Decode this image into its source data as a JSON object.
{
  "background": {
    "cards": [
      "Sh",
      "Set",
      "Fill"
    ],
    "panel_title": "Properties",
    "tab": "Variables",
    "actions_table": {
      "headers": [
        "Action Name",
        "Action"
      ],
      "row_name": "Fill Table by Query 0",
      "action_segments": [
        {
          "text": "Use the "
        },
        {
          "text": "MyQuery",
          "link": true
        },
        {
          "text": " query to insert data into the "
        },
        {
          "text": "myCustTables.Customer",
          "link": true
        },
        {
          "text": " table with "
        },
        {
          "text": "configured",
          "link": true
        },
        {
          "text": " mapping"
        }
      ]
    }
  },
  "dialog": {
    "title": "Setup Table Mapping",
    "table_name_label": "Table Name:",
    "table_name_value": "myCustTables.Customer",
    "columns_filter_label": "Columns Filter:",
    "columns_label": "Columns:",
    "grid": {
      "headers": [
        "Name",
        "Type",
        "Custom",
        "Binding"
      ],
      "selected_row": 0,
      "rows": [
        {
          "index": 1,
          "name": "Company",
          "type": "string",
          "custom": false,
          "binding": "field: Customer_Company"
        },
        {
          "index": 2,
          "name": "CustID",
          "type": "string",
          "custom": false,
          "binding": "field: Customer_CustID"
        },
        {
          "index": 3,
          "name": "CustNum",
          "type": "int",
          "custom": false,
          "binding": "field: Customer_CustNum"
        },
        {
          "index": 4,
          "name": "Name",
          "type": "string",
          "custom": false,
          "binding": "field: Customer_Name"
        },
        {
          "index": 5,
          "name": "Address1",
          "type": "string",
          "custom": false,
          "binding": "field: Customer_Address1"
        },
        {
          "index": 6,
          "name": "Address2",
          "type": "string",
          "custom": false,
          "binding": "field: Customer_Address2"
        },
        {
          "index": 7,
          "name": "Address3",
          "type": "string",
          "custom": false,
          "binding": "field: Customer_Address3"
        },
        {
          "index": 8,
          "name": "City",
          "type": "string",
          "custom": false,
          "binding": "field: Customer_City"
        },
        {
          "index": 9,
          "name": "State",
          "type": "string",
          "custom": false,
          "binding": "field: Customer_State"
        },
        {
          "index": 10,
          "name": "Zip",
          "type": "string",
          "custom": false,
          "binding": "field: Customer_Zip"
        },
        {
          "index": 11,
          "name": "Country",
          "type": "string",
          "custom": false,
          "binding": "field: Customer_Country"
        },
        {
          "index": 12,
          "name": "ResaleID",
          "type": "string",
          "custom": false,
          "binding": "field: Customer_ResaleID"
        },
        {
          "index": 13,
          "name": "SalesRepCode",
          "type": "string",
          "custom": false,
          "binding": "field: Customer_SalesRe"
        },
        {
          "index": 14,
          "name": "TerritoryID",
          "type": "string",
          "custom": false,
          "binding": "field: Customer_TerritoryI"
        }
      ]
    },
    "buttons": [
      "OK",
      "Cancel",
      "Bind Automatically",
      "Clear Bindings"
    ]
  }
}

▬▬▬

In the records above, find each line with the word "into" and copy it.

Decode this image into its source data as a JSON object.
          "text": " query to insert data into the "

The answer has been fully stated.